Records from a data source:
★ ★ ★ ★

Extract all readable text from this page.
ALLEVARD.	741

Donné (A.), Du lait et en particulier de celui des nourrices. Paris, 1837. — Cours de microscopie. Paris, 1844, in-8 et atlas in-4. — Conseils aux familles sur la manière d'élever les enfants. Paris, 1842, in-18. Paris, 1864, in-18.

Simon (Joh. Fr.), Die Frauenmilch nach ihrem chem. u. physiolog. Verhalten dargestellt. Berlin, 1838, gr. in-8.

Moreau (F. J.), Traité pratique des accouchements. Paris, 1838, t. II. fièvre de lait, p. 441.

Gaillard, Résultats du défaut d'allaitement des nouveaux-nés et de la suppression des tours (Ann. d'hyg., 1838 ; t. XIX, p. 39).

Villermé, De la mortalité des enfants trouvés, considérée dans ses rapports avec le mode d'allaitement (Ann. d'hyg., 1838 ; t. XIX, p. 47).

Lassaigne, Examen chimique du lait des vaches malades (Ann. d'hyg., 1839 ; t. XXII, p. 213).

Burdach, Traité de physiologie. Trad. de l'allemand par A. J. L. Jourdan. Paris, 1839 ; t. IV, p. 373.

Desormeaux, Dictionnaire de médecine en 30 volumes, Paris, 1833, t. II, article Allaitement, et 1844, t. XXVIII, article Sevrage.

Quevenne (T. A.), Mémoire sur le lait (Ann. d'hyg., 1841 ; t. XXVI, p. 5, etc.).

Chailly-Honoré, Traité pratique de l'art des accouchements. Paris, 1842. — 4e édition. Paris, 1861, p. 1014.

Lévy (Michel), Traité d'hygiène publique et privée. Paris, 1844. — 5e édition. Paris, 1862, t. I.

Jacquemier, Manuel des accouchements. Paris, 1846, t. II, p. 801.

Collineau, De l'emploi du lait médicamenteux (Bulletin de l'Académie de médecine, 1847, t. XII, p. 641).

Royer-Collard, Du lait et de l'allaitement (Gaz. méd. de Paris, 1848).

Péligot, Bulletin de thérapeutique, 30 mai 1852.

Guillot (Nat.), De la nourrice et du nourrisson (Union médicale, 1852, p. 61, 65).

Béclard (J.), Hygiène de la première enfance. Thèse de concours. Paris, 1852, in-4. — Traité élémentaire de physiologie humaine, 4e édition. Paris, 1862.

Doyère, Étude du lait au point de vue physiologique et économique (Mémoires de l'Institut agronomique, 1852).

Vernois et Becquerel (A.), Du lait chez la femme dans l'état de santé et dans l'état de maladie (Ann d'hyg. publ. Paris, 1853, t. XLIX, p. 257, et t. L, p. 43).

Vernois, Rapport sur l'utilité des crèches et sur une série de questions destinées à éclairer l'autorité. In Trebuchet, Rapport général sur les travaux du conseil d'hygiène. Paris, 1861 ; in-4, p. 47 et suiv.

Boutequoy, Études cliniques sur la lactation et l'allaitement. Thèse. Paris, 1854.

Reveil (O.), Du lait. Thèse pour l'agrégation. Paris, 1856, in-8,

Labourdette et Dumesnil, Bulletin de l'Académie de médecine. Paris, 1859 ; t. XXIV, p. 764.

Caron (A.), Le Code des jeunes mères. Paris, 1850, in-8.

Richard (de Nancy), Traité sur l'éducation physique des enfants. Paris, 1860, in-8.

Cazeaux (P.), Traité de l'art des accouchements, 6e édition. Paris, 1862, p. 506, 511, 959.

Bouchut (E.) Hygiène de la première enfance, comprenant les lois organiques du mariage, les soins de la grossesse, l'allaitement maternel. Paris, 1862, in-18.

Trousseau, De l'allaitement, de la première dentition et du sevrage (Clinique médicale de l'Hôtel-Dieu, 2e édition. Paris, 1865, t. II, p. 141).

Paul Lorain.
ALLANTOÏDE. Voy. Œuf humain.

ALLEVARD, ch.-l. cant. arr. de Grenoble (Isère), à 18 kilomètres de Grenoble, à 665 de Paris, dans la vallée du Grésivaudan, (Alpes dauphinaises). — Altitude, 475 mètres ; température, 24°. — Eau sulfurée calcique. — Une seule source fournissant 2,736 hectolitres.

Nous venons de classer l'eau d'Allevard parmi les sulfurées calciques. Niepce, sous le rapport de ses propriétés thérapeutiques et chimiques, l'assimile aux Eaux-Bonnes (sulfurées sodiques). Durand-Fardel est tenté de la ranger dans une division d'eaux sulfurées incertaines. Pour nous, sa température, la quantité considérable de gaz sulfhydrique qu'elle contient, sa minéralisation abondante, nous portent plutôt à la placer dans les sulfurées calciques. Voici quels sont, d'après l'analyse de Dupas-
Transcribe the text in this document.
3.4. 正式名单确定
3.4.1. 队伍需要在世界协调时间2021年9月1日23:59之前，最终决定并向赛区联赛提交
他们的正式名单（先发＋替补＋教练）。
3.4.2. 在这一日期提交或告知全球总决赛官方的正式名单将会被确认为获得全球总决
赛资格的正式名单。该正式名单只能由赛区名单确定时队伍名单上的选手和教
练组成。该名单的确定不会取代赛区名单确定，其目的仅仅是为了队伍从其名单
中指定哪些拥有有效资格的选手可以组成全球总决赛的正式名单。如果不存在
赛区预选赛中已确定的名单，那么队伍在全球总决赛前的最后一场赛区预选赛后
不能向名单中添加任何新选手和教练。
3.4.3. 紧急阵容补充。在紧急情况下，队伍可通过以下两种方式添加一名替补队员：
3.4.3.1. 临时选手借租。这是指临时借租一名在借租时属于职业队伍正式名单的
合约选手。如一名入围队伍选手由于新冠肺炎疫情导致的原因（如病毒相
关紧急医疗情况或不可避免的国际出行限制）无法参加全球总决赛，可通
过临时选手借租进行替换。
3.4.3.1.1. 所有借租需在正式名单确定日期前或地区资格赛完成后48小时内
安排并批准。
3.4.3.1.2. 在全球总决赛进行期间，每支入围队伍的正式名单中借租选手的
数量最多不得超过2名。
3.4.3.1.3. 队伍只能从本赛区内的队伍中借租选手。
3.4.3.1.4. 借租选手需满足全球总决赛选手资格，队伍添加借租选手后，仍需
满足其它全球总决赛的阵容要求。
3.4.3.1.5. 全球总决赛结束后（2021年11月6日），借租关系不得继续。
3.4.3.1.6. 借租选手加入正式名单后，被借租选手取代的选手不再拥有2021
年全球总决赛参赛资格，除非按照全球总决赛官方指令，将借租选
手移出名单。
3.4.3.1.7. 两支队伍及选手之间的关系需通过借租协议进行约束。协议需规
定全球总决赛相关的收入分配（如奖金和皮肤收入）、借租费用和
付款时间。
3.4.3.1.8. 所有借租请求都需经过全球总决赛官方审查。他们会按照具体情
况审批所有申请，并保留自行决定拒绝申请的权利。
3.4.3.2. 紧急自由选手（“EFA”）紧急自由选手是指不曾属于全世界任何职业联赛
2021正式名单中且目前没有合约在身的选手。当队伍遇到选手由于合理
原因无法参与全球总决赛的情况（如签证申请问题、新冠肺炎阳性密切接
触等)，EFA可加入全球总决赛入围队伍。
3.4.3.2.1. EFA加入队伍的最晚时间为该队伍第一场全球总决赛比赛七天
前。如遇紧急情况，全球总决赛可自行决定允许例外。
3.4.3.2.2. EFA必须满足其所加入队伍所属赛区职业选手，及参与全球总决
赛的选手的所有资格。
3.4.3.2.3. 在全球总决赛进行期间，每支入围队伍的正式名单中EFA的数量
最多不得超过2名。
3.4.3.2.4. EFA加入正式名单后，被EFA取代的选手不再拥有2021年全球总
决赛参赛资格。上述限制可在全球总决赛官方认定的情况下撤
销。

★ ★ ★ ★

# WHAT YOU ARE ASKED TO DO
Set down the material above again, word for word.

# SOLVED PROBLEM
Extract all readable text from this page.
ALLEVARD.	741

Donné (A.), Du lait et en particulier de celui des nourrices. Paris, 1837. — Cours de microscopie. Paris, 1844, in-8 et atlas in-4. — Conseils aux familles sur la manière d'élever les enfants. Paris, 1842, in-18. Paris, 1864, in-18.

Simon (Joh. Fr.), Die Frauenmilch nach ihrem chem. u. physiolog. Verhalten dargestellt. Berlin, 1838, gr. in-8.

Moreau (F. J.), Traité pratique des accouchements. Paris, 1838, t. II. fièvre de lait, p. 441.

Gaillard, Résultats du défaut d'allaitement des nouveaux-nés et de la suppression des tours (Ann. d'hyg., 1838 ; t. XIX, p. 39).

Villermé, De la mortalité des enfants trouvés, considérée dans ses rapports avec le mode d'allaitement (Ann. d'hyg., 1838 ; t. XIX, p. 47).

Lassaigne, Examen chimique du lait des vaches malades (Ann. d'hyg., 1839 ; t. XXII, p. 213).

Burdach, Traité de physiologie. Trad. de l'allemand par A. J. L. Jourdan. Paris, 1839 ; t. IV, p. 373.

Desormeaux, Dictionnaire de médecine en 30 volumes, Paris, 1833, t. II, article Allaitement, et 1844, t. XXVIII, article Sevrage.

Quevenne (T. A.), Mémoire sur le lait (Ann. d'hyg., 1841 ; t. XXVI, p. 5, etc.).

Chailly-Honoré, Traité pratique de l'art des accouchements. Paris, 1842. — 4e édition. Paris, 1861, p. 1014.

Lévy (Michel), Traité d'hygiène publique et privée. Paris, 1844. — 5e édition. Paris, 1862, t. I.

Jacquemier, Manuel des accouchements. Paris, 1846, t. II, p. 801.

Collineau, De l'emploi du lait médicamenteux (Bulletin de l'Académie de médecine, 1847, t. XII, p. 641).

Royer-Collard, Du lait et de l'allaitement (Gaz. méd. de Paris, 1848).

Péligot, Bulletin de thérapeutique, 30 mai 1852.

Guillot (Nat.), De la nourrice et du nourrisson (Union médicale, 1852, p. 61, 65).

Béclard (J.), Hygiène de la première enfance. Thèse de concours. Paris, 1852, in-4. — Traité élémentaire de physiologie humaine, 4e édition. Paris, 1862.

Doyère, Étude du lait au point de vue physiologique et économique (Mémoires de l'Institut agronomique, 1852).

Vernois et Becquerel (A.), Du lait chez la femme dans l'état de santé et dans l'état de maladie (Ann d'hyg. publ. Paris, 1853, t. XLIX, p. 257, et t. L, p. 43).

Vernois, Rapport sur l'utilité des crèches et sur une série de questions destinées à éclairer l'autorité. In Trebuchet, Rapport général sur les travaux du conseil d'hygiène. Paris, 1861 ; in-4, p. 47 et suiv.

Boutequoy, Études cliniques sur la lactation et l'allaitement. Thèse. Paris, 1854.

Reveil (O.), Du lait. Thèse pour l'agrégation. Paris, 1856, in-8,

Labourdette et Dumesnil, Bulletin de l'Académie de médecine. Paris, 1859 ; t. XXIV, p. 764.

Caron (A.), Le Code des jeunes mères. Paris, 1850, in-8.

Richard (de Nancy), Traité sur l'éducation physique des enfants. Paris, 1860, in-8.

Cazeaux (P.), Traité de l'art des accouchements, 6e édition. Paris, 1862, p. 506, 511, 959.

Bouchut (E.) Hygiène de la première enfance, comprenant les lois organiques du mariage, les soins de la grossesse, l'allaitement maternel. Paris, 1862, in-18.

Trousseau, De l'allaitement, de la première dentition et du sevrage (Clinique médicale de l'Hôtel-Dieu, 2e édition. Paris, 1865, t. II, p. 141).

Paul Lorain.
ALLANTOÏDE. Voy. Œuf humain.

ALLEVARD, ch.-l. cant. arr. de Grenoble (Isère), à 18 kilomètres de Grenoble, à 665 de Paris, dans la vallée du Grésivaudan, (Alpes dauphinaises). — Altitude, 475 mètres ; température, 24°. — Eau sulfurée calcique. — Une seule source fournissant 2,736 hectolitres.

Nous venons de classer l'eau d'Allevard parmi les sulfurées calciques. Niepce, sous le rapport de ses propriétés thérapeutiques et chimiques, l'assimile aux Eaux-Bonnes (sulfurées sodiques). Durand-Fardel est tenté de la ranger dans une division d'eaux sulfurées incertaines. Pour nous, sa température, la quantité considérable de gaz sulfhydrique qu'elle contient, sa minéralisation abondante, nous portent plutôt à la placer dans les sulfurées calciques. Voici quels sont, d'après l'analyse de Dupas-
Transcribe the text in this document.
3.4. 正式名单确定
3.4.1. 队伍需要在世界协调时间2021年9月1日23:59之前，最终决定并向赛区联赛提交
他们的正式名单（先发＋替补＋教练）。
3.4.2. 在这一日期提交或告知全球总决赛官方的正式名单将会被确认为获得全球总决
赛资格的正式名单。该正式名单只能由赛区名单确定时队伍名单上的选手和教
练组成。该名单的确定不会取代赛区名单确定，其目的仅仅是为了队伍从其名单
中指定哪些拥有有效资格的选手可以组成全球总决赛的正式名单。如果不存在
赛区预选赛中已确定的名单，那么队伍在全球总决赛前的最后一场赛区预选赛后
不能向名单中添加任何新选手和教练。
3.4.3. 紧急阵容补充。在紧急情况下，队伍可通过以下两种方式添加一名替补队员：
3.4.3.1. 临时选手借租。这是指临时借租一名在借租时属于职业队伍正式名单的
合约选手。如一名入围队伍选手由于新冠肺炎疫情导致的原因（如病毒相
关紧急医疗情况或不可避免的国际出行限制）无法参加全球总决赛，可通
过临时选手借租进行替换。
3.4.3.1.1. 所有借租需在正式名单确定日期前或地区资格赛完成后48小时内
安排并批准。
3.4.3.1.2. 在全球总决赛进行期间，每支入围队伍的正式名单中借租选手的
数量最多不得超过2名。
3.4.3.1.3. 队伍只能从本赛区内的队伍中借租选手。
3.4.3.1.4. 借租选手需满足全球总决赛选手资格，队伍添加借租选手后，仍需
满足其它全球总决赛的阵容要求。
3.4.3.1.5. 全球总决赛结束后（2021年11月6日），借租关系不得继续。
3.4.3.1.6. 借租选手加入正式名单后，被借租选手取代的选手不再拥有2021
年全球总决赛参赛资格，除非按照全球总决赛官方指令，将借租选
手移出名单。
3.4.3.1.7. 两支队伍及选手之间的关系需通过借租协议进行约束。协议需规
定全球总决赛相关的收入分配（如奖金和皮肤收入）、借租费用和
付款时间。
3.4.3.1.8. 所有借租请求都需经过全球总决赛官方审查。他们会按照具体情
况审批所有申请，并保留自行决定拒绝申请的权利。
3.4.3.2. 紧急自由选手（“EFA”）紧急自由选手是指不曾属于全世界任何职业联赛
2021正式名单中且目前没有合约在身的选手。当队伍遇到选手由于合理
原因无法参与全球总决赛的情况（如签证申请问题、新冠肺炎阳性密切接
触等)，EFA可加入全球总决赛入围队伍。
3.4.3.2.1. EFA加入队伍的最晚时间为该队伍第一场全球总决赛比赛七天
前。如遇紧急情况，全球总决赛可自行决定允许例外。
3.4.3.2.2. EFA必须满足其所加入队伍所属赛区职业选手，及参与全球总决
赛的选手的所有资格。
3.4.3.2.3. 在全球总决赛进行期间，每支入围队伍的正式名单中EFA的数量
最多不得超过2名。
3.4.3.2.4. EFA加入正式名单后，被EFA取代的选手不再拥有2021年全球总
决赛参赛资格。上述限制可在全球总决赛官方认定的情况下撤
销。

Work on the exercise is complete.